Exercise requirements - Please rewrite the entries starting at the line that contains "category-hot-movies[interactable]: Trending Now" and ending at the line that contains "top-nav: POPVOD Movies", replacing "Trending Now" with "Popular Now" and leaving everything else unchanged. Give back only those lines.
— Begin Data lines —
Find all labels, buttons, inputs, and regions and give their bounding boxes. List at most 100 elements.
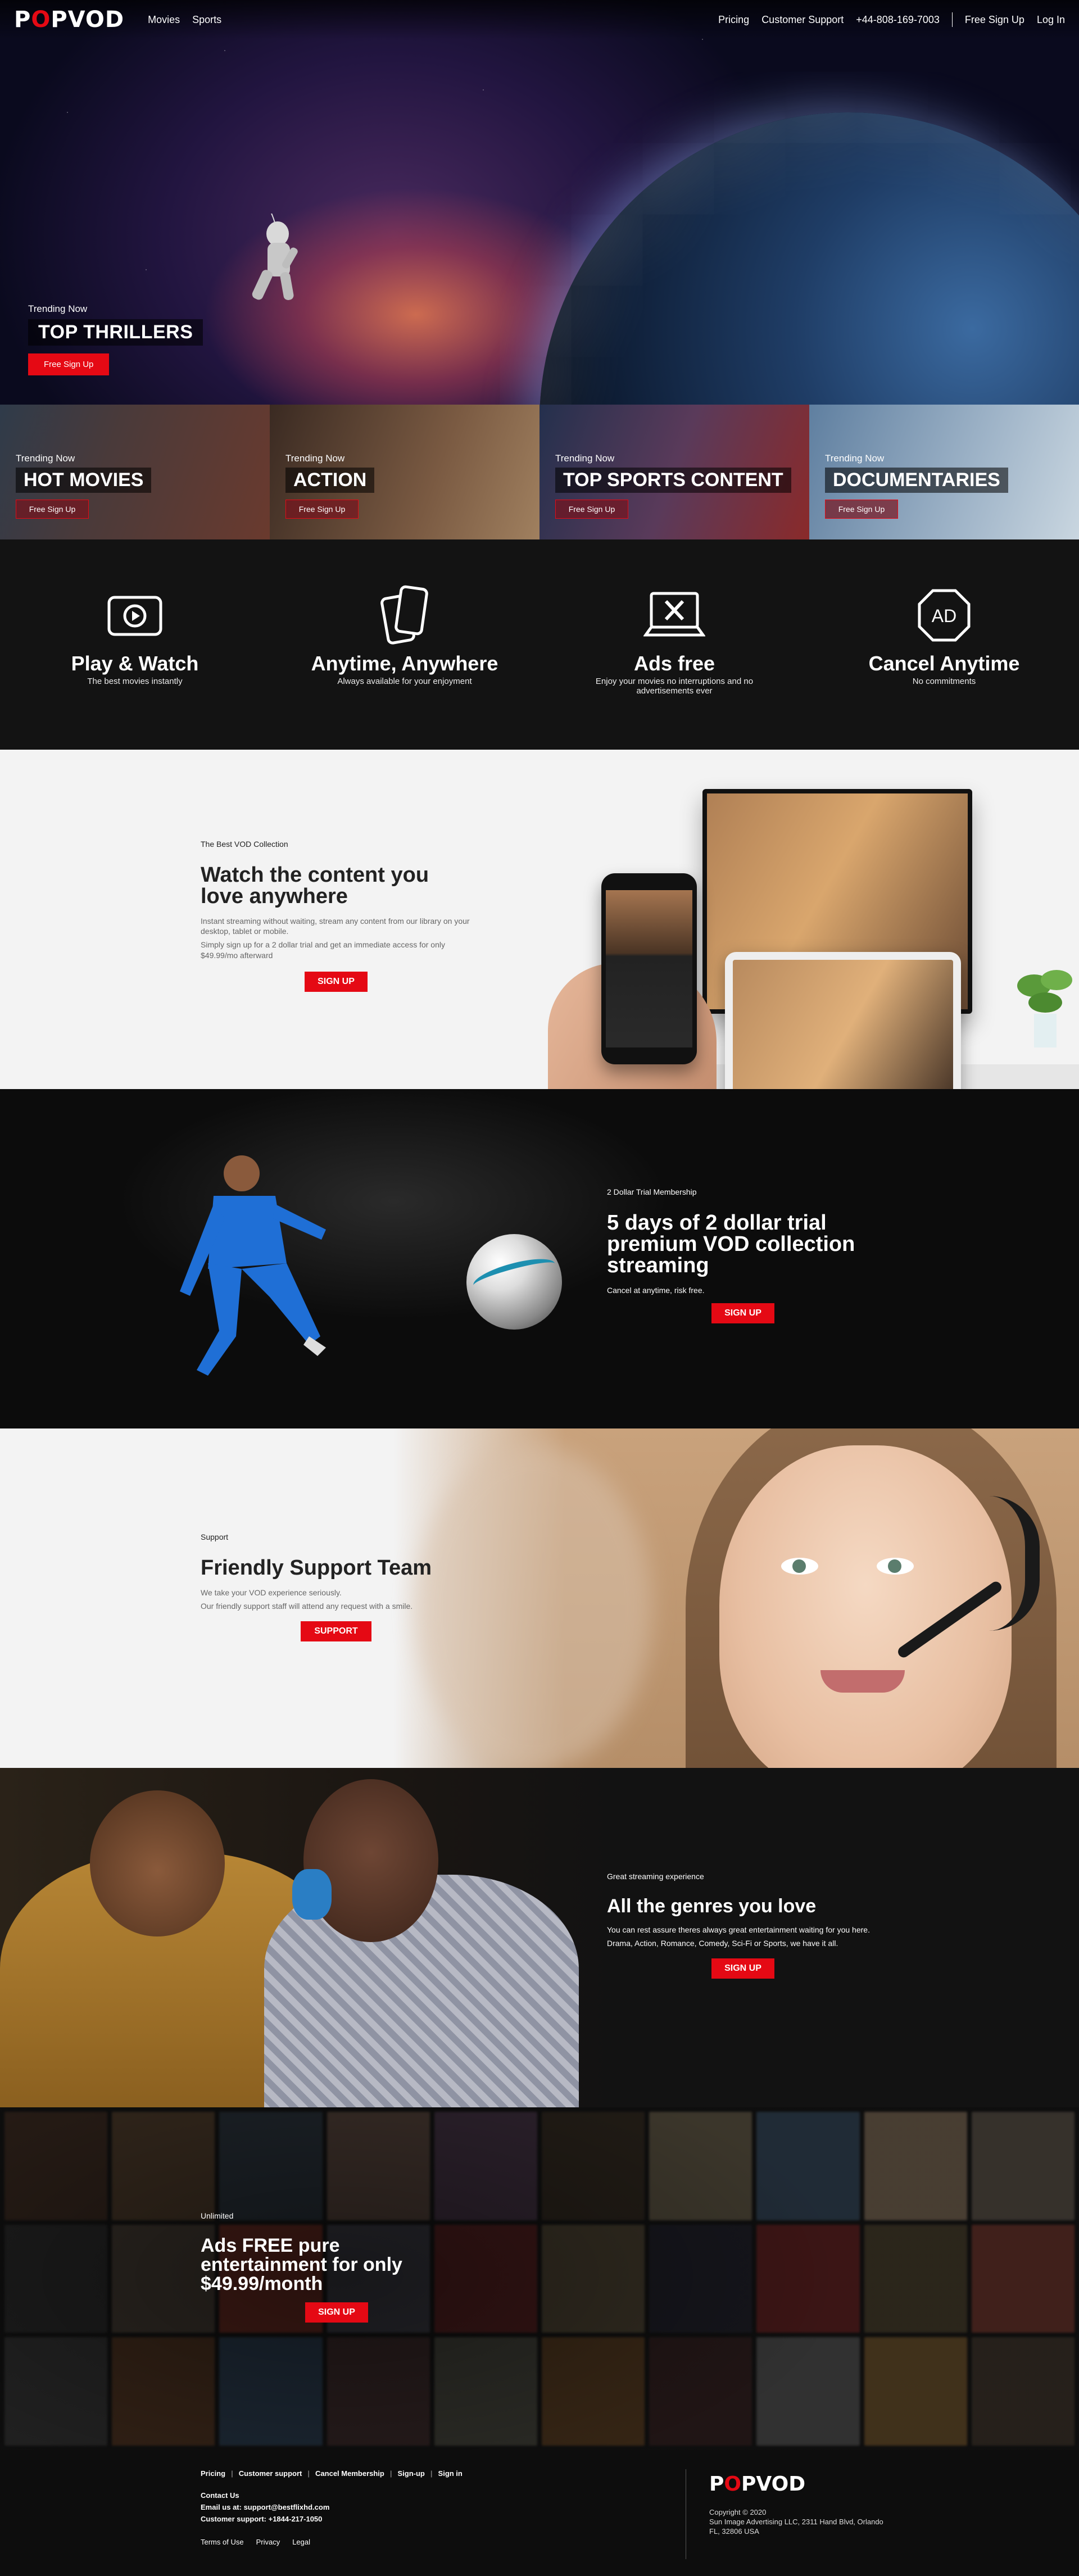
category-hot-movies[interactable]: Trending Now HOT MOVIES Free Sign Up <box>0 405 270 539</box>
hero-label: Trending Now <box>28 303 88 314</box>
watch-anywhere-signup-button[interactable]: SIGN UP <box>305 971 368 992</box>
section-paragraph: Simply sign up for a 2 dollar trial and … <box>201 940 445 960</box>
trial-text: 2 Dollar Trial Membership 5 days of 2 do… <box>607 1187 877 1324</box>
section-paragraph: Cancel at anytime, risk free. <box>607 1286 705 1295</box>
feature-title: Ads free <box>633 652 715 675</box>
section-eyebrow: The Best VOD Collection <box>201 840 288 849</box>
footer-link-cancel-membership[interactable]: Cancel Membership <box>315 2469 384 2478</box>
footer-email[interactable]: Email us at: support@bestflixhd.com <box>201 2503 463 2511</box>
genres-text: Great streaming experience All the genre… <box>607 1872 877 1979</box>
logo-text-end: PVOD <box>741 2473 806 2496</box>
top-nav: POPVOD Movies Sports Pricing Customer Su… <box>0 0 1079 39</box>
footer-right: POPVOD Copyright © 2020 Sun Image Advert… <box>709 2471 883 2536</box>
section-support: Support Friendly Support Team We take yo… <box>0 1428 1079 1768</box>
footer-legal-links: Terms of Use Privacy Legal <box>201 2538 463 2546</box>
footer-link-pricing[interactable]: Pricing <box>201 2469 225 2478</box>
logo-text-start: P <box>14 7 31 33</box>
category-title: TOP SPORTS CONTENT <box>555 468 791 493</box>
footer-logo[interactable]: POPVOD <box>709 2471 883 2498</box>
nav-link-sports[interactable]: Sports <box>192 14 221 26</box>
support-agent-smile <box>820 1670 905 1693</box>
hero-title: TOP THRILLERS <box>28 319 203 346</box>
section-eyebrow: Support <box>201 1532 229 1541</box>
nav-phone[interactable]: +44-808-169-7003 <box>856 14 940 26</box>
hero-banner: Trending Now TOP THRILLERS Free Sign Up <box>0 0 1079 405</box>
footer-link-separator: | <box>231 2469 233 2478</box>
category-label: Trending Now <box>825 453 885 464</box>
genres-signup-button[interactable]: SIGN UP <box>711 1958 774 1979</box>
nav-link-customer-support[interactable]: Customer Support <box>761 14 844 26</box>
feature-subtitle: The best movies instantly <box>87 677 183 686</box>
logo-o: O <box>31 7 51 33</box>
section-trial: 2 Dollar Trial Membership 5 days of 2 do… <box>0 1089 1079 1428</box>
category-label: Trending Now <box>555 453 615 464</box>
footer-phone[interactable]: Customer support: +1844-217-1050 <box>201 2515 463 2523</box>
logo-text-end: PVOD <box>51 7 125 33</box>
headphones-image <box>292 1869 332 1920</box>
footer-contact-heading: Contact Us <box>201 2491 239 2500</box>
footer-address-line2: FL, 32806 USA <box>709 2527 759 2536</box>
feature-title: Anytime, Anywhere <box>311 652 498 675</box>
logo[interactable]: POPVOD <box>14 7 124 33</box>
category-title: DOCUMENTARIES <box>825 468 1008 493</box>
unlimited-text: Unlimited Ads FREE pure entertainment fo… <box>201 2211 470 2323</box>
footer-link-legal[interactable]: Legal <box>292 2538 310 2546</box>
trial-signup-button[interactable]: SIGN UP <box>711 1303 774 1324</box>
section-eyebrow: Great streaming experience <box>607 1872 704 1881</box>
soccer-player-image <box>180 1155 326 1376</box>
nav-link-free-signup[interactable]: Free Sign Up <box>965 14 1024 26</box>
category-signup-button[interactable]: Free Sign Up <box>285 500 359 519</box>
section-heading: Friendly Support Team <box>201 1556 432 1580</box>
nav-links: Movies Sports <box>148 14 221 26</box>
nav-link-login[interactable]: Log In <box>1037 14 1065 26</box>
nav-link-pricing[interactable]: Pricing <box>718 14 749 26</box>
nav-link-movies[interactable]: Movies <box>148 14 180 26</box>
section-heading: Watch the content you love anywhere <box>201 863 429 908</box>
feature-subtitle: Always available for your enjoyment <box>337 677 472 686</box>
footer-link-terms[interactable]: Terms of Use <box>201 2538 244 2546</box>
feature-title: Play & Watch <box>71 652 199 675</box>
category-title: ACTION <box>285 468 375 493</box>
footer-copyright: Copyright © 2020 <box>709 2507 767 2516</box>
hero-text-block: Trending Now TOP THRILLERS Free Sign Up <box>28 303 203 375</box>
nav-divider <box>951 12 953 27</box>
footer-address-line1: Sun Image Advertising LLC, 2311 Hand Blv… <box>709 2517 883 2526</box>
plant-image <box>1017 970 1072 1047</box>
feature-ads-free: Ads free Enjoy your movies no interrupti… <box>573 584 776 750</box>
tablet-device-image <box>725 952 961 1089</box>
unlimited-signup-button[interactable]: SIGN UP <box>305 2302 368 2323</box>
category-signup-button[interactable]: Free Sign Up <box>825 500 898 519</box>
features-row: Play & Watch The best movies instantly A… <box>0 539 1079 750</box>
feature-subtitle: Enjoy your movies no interruptions and n… <box>595 677 754 696</box>
feature-subtitle: No commitments <box>912 677 976 686</box>
category-text: Trending Now HOT MOVIES Free Sign Up <box>16 453 152 519</box>
category-text: Trending Now TOP SPORTS CONTENT Free Sig… <box>555 453 791 519</box>
footer-link-signin[interactable]: Sign in <box>438 2469 463 2478</box>
category-sports[interactable]: Trending Now TOP SPORTS CONTENT Free Sig… <box>540 405 809 539</box>
category-action[interactable]: Trending Now ACTION Free Sign Up <box>270 405 540 539</box>
category-title: HOT MOVIES <box>16 468 152 493</box>
footer-link-signup[interactable]: Sign-up <box>398 2469 425 2478</box>
astronaut-image <box>252 214 298 300</box>
footer-link-customer-support[interactable]: Customer support <box>239 2469 302 2478</box>
section-eyebrow: 2 Dollar Trial Membership <box>607 1187 697 1196</box>
hero-signup-button[interactable]: Free Sign Up <box>28 353 110 375</box>
footer-link-separator: | <box>430 2469 433 2478</box>
section-heading: 5 days of 2 dollar trial premium VOD col… <box>607 1211 855 1277</box>
category-signup-button[interactable]: Free Sign Up <box>555 500 628 519</box>
support-button[interactable]: SUPPORT <box>301 1621 371 1642</box>
no-ads-icon <box>573 584 776 646</box>
category-signup-button[interactable]: Free Sign Up <box>16 500 89 519</box>
feature-title: Cancel Anytime <box>868 652 1020 675</box>
category-label: Trending Now <box>16 453 75 464</box>
nav-right: Pricing Customer Support +44-808-169-700… <box>718 12 1065 27</box>
footer-links: Pricing | Customer support | Cancel Member… <box>201 2469 463 2478</box>
watch-anywhere-text: The Best VOD Collection Watch the conten… <box>201 840 470 992</box>
phone-device-image <box>601 873 697 1064</box>
section-paragraph: Drama, Action, Romance, Comedy, Sci-Fi o… <box>607 1939 838 1948</box>
woman-head-image <box>90 1790 225 1936</box>
svg-text:AD: AD <box>932 606 956 626</box>
footer-link-privacy[interactable]: Privacy <box>256 2538 280 2546</box>
logo-o: O <box>724 2473 741 2496</box>
category-documentaries[interactable]: Trending Now DOCUMENTARIES Free Sign Up <box>809 405 1079 539</box>
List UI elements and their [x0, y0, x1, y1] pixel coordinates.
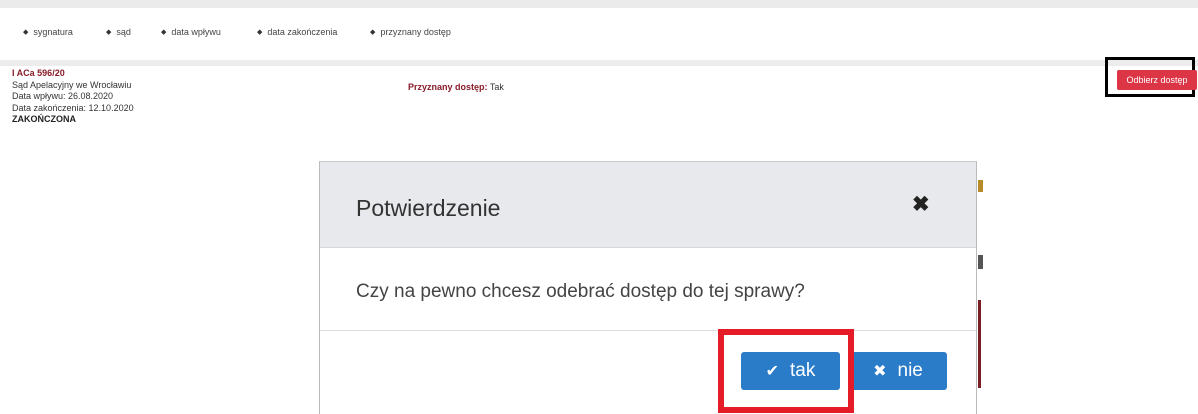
access-value: Tak	[489, 82, 504, 92]
x-icon: ✖	[873, 363, 887, 380]
top-bar	[0, 0, 1198, 8]
modal-title: Potwierdzenie	[356, 195, 501, 221]
row-divider	[0, 60, 1198, 66]
column-label: sygnatura	[33, 27, 73, 37]
sort-icon: ◆	[370, 29, 376, 36]
column-label: sąd	[116, 27, 131, 37]
case-date-received: Data wpływu: 26.08.2020	[12, 91, 114, 101]
access-label: Przyznany dostęp:	[408, 82, 488, 92]
sort-icon: ◆	[257, 29, 263, 36]
sort-icon: ◆	[23, 29, 29, 36]
sort-column-sygnatura[interactable]: ◆ sygnatura	[23, 27, 73, 37]
column-label: data zakończenia	[267, 27, 338, 37]
cancel-button[interactable]: ✖ nie	[849, 352, 947, 390]
sort-icon: ◆	[161, 29, 167, 36]
background-element	[978, 180, 983, 192]
case-signature[interactable]: I ACa 596/20	[12, 68, 134, 80]
sort-column-sad[interactable]: ◆ sąd	[106, 27, 131, 37]
modal-body: Czy na pewno chcesz odebrać dostęp do te…	[320, 248, 976, 331]
sort-column-przyznany-dostep[interactable]: ◆ przyznany dostęp	[370, 27, 451, 37]
modal-question: Czy na pewno chcesz odebrać dostęp do te…	[356, 281, 805, 302]
sort-column-data-zakonczenia[interactable]: ◆ data zakończenia	[257, 27, 337, 37]
case-court: Sąd Apelacyjny we Wrocławiu	[12, 79, 132, 90]
confirmation-modal: Potwierdzenie ✖ Czy na pewno chcesz odeb…	[319, 161, 977, 414]
cancel-button-label: nie	[897, 360, 923, 381]
table-header: ◆ sygnatura ◆ sąd ◆ data wpływu ◆ data z…	[10, 18, 1198, 46]
case-row: I ACa 596/20 Sąd Apelacyjny we Wrocławiu…	[12, 68, 134, 126]
background-element	[978, 255, 983, 269]
background-element	[978, 300, 981, 388]
sort-icon: ◆	[106, 29, 112, 36]
revoke-access-button[interactable]: Odbierz dostęp	[1117, 70, 1197, 90]
column-label: przyznany dostęp	[380, 27, 451, 37]
case-date-closed: Data zakończenia: 12.10.2020	[12, 102, 134, 113]
access-info: Przyznany dostęp: Tak	[408, 82, 504, 92]
confirm-highlight-box	[718, 329, 854, 413]
close-icon[interactable]: ✖	[912, 192, 930, 217]
sort-column-data-wplywu[interactable]: ◆ data wpływu	[161, 27, 221, 37]
modal-header: Potwierdzenie ✖	[320, 162, 976, 248]
case-status: ZAKOŃCZONA	[12, 114, 76, 124]
column-label: data wpływu	[171, 27, 221, 37]
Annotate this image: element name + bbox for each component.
— End Data lines —
Reply to the task -
category-hot-movies[interactable]: Popular Now HOT MOVIES Free Sign Up <box>0 405 270 539</box>
hero-label: Popular Now <box>28 303 88 314</box>
watch-anywhere-signup-button[interactable]: SIGN UP <box>305 971 368 992</box>
section-paragraph: Simply sign up for a 2 dollar trial and … <box>201 940 445 960</box>
trial-text: 2 Dollar Trial Membership 5 days of 2 do… <box>607 1187 877 1324</box>
section-paragraph: Cancel at anytime, risk free. <box>607 1286 705 1295</box>
feature-title: Ads free <box>633 652 715 675</box>
section-eyebrow: The Best VOD Collection <box>201 840 288 849</box>
footer-link-cancel-membership[interactable]: Cancel Membership <box>315 2469 384 2478</box>
footer-email[interactable]: Email us at: support@bestflixhd.com <box>201 2503 463 2511</box>
genres-text: Great streaming experience All the genre… <box>607 1872 877 1979</box>
logo-text-end: PVOD <box>741 2473 806 2496</box>
top-nav: POPVOD Movies Sports Pricing Customer Su… <box>0 0 1079 39</box>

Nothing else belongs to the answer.